Given information:
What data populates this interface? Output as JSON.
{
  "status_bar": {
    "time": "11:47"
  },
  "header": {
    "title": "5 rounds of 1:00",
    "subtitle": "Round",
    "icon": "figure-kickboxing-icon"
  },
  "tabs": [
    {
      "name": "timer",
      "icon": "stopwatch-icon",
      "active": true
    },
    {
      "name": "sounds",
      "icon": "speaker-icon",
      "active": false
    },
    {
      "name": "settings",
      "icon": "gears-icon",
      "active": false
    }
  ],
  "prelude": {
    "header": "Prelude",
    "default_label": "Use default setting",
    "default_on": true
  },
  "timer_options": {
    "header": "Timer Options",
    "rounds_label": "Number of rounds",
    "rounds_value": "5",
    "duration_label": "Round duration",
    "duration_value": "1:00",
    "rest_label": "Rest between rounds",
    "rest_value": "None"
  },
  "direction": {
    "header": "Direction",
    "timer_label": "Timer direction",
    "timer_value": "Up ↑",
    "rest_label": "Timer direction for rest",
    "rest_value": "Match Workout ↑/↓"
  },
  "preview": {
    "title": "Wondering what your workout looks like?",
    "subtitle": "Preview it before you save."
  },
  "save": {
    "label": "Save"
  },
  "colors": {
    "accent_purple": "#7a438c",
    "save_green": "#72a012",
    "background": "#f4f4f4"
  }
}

---

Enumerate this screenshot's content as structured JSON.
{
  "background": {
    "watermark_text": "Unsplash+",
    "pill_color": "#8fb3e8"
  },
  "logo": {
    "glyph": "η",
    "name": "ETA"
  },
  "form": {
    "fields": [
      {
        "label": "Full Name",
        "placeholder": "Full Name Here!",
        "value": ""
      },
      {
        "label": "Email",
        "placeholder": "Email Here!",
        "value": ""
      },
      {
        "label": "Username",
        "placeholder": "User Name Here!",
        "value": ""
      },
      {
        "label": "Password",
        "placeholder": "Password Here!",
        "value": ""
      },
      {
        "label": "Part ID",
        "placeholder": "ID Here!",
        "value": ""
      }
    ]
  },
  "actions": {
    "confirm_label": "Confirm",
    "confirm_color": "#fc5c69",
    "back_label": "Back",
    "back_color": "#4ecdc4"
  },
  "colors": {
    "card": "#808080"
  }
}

...

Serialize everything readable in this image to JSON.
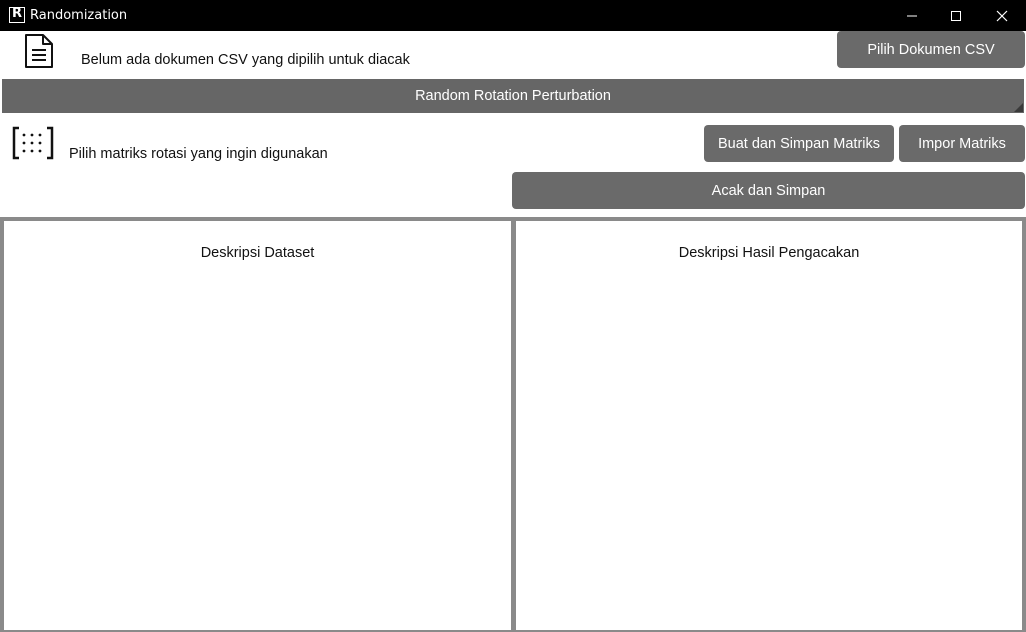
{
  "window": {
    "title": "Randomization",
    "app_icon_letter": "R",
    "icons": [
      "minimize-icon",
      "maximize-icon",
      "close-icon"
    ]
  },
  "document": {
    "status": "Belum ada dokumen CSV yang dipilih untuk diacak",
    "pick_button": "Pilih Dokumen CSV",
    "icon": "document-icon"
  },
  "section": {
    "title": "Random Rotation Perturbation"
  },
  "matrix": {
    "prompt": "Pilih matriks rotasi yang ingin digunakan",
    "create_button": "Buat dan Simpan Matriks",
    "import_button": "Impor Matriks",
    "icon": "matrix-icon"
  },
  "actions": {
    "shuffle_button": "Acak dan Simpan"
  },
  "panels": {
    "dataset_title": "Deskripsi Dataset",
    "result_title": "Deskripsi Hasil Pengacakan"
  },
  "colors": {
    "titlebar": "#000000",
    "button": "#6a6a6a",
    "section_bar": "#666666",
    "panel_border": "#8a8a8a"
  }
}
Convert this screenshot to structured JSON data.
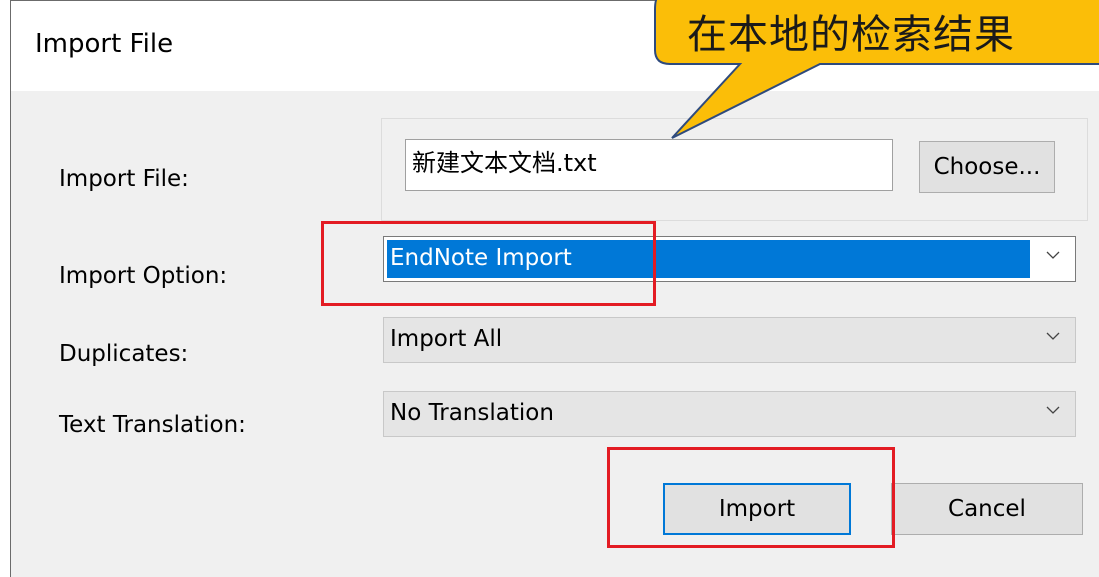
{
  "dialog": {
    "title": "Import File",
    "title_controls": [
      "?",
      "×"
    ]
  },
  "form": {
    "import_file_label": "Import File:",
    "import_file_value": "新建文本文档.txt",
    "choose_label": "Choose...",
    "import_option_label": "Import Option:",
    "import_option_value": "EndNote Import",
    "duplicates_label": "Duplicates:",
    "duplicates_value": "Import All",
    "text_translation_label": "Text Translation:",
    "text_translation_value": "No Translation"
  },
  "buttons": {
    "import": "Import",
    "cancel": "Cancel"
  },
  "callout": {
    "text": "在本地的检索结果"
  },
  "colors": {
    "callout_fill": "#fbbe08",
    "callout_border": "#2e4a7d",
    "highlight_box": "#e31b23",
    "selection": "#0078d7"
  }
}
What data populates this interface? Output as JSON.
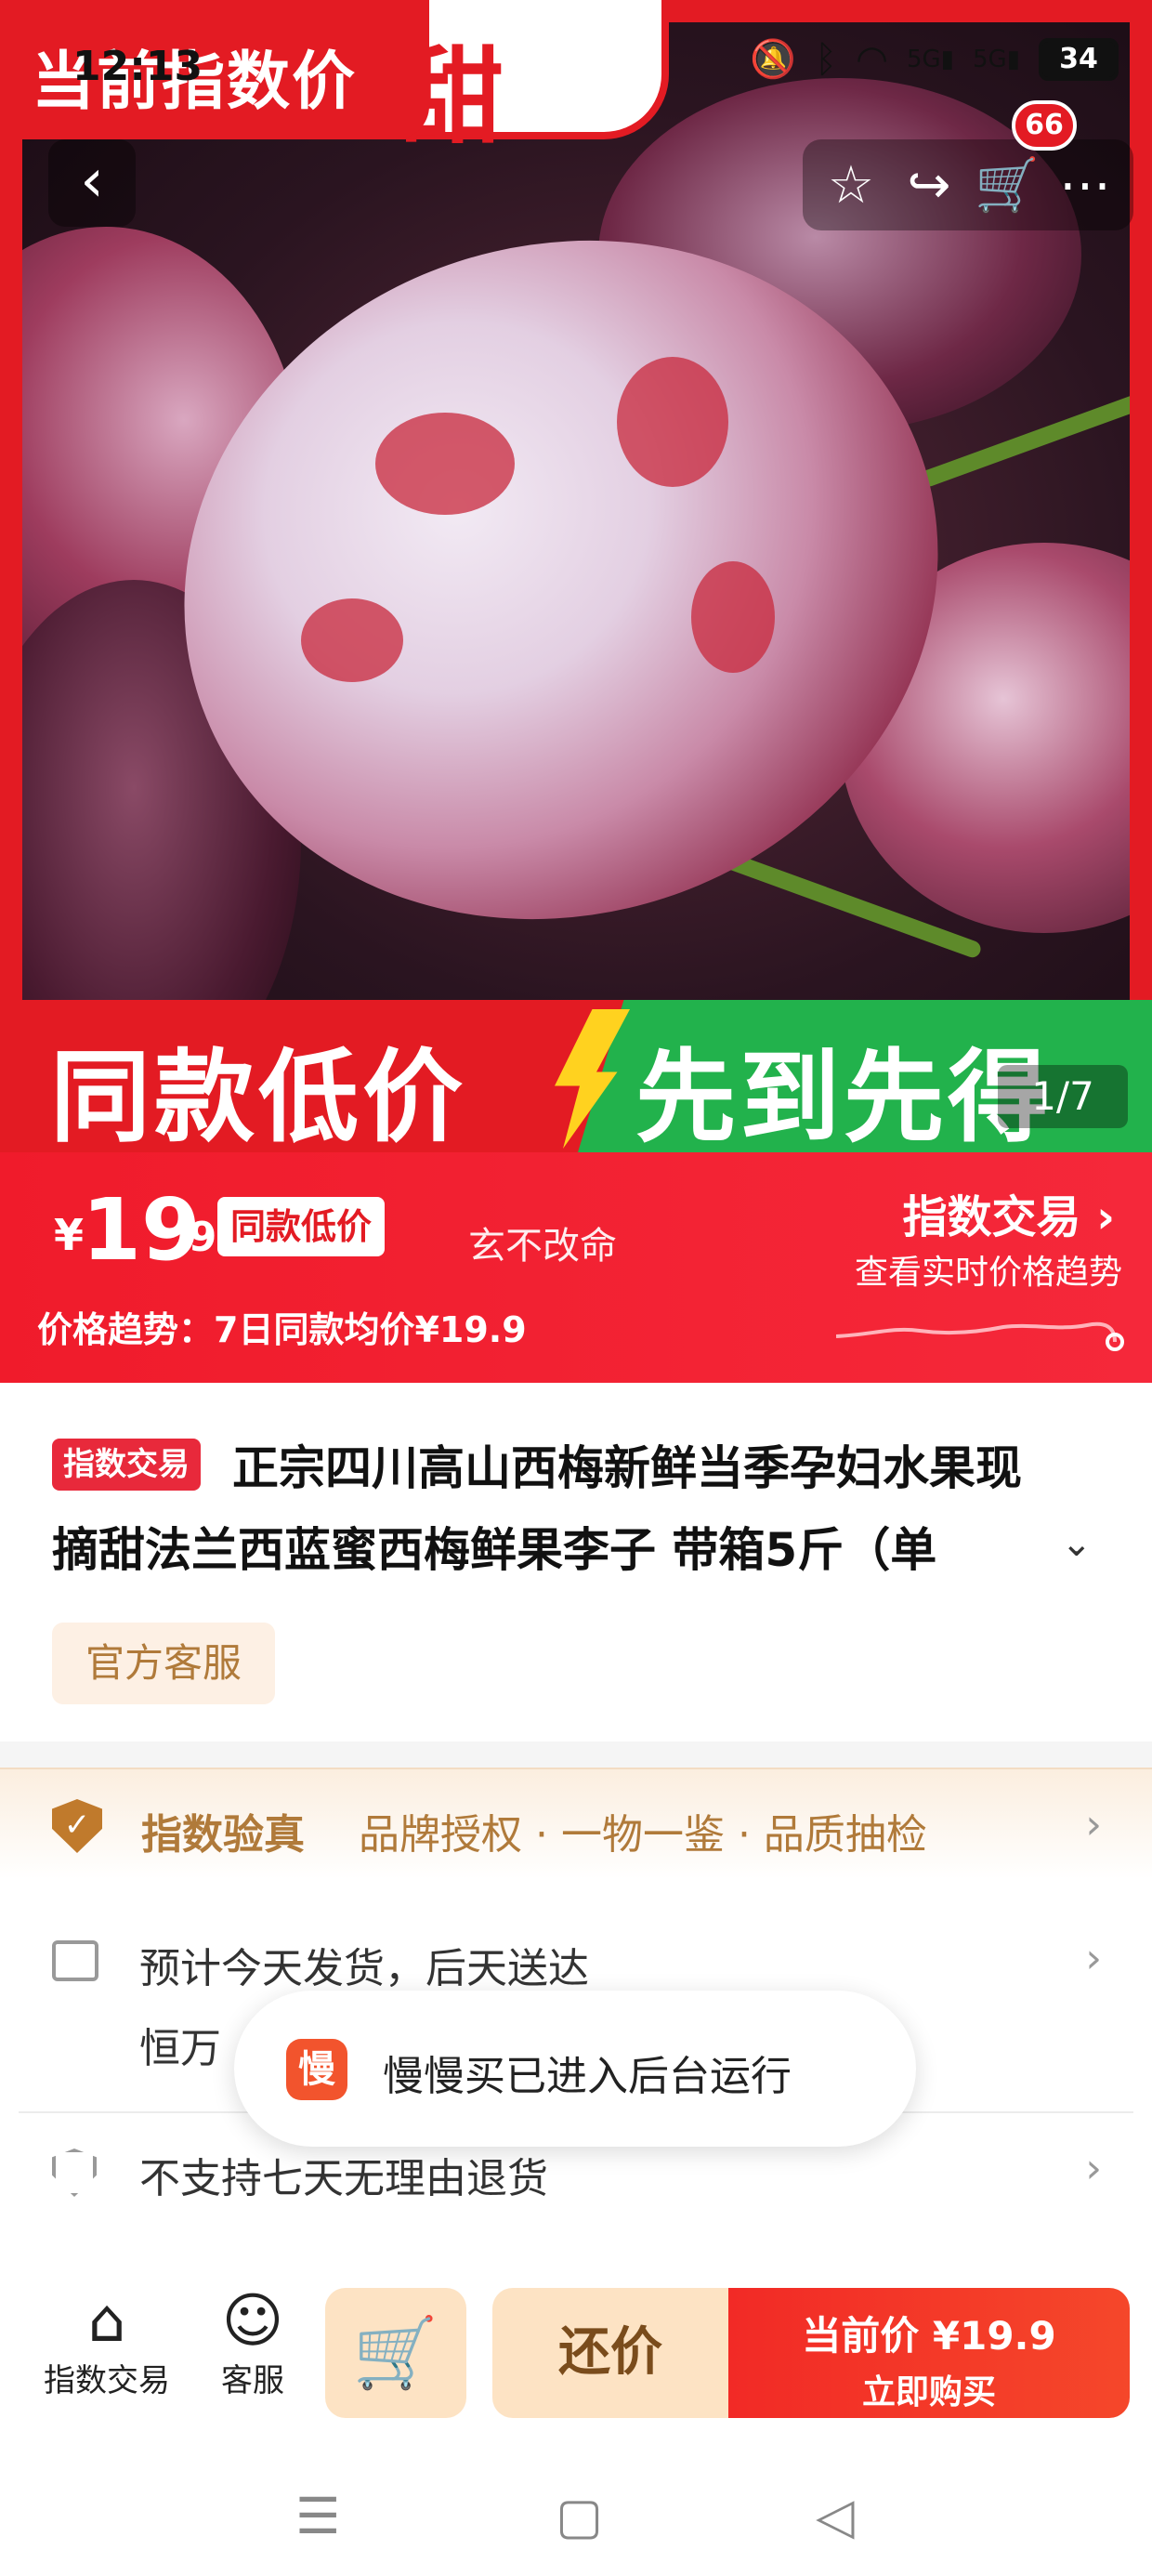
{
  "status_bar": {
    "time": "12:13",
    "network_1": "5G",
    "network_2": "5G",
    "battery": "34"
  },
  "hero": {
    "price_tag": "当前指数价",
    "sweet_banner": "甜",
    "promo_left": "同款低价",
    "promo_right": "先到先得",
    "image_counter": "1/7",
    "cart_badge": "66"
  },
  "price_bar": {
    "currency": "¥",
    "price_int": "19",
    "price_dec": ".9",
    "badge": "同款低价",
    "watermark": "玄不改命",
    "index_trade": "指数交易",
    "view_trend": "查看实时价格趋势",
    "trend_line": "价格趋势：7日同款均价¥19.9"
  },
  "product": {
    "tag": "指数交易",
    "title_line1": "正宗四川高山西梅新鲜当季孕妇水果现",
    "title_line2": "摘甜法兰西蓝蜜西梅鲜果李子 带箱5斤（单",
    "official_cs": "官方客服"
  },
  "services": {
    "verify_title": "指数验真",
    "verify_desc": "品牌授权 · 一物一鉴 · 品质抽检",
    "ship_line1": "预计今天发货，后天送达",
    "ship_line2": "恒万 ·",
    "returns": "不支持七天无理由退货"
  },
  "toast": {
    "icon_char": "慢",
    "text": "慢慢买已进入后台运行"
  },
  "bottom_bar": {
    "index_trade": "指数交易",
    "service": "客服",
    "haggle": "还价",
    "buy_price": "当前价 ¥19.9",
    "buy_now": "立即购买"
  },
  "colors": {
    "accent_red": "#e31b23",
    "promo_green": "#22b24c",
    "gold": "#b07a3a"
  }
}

Problem statement: Your reply is one number: how many lines of the records above contain the word "JSON".

Full solution: 5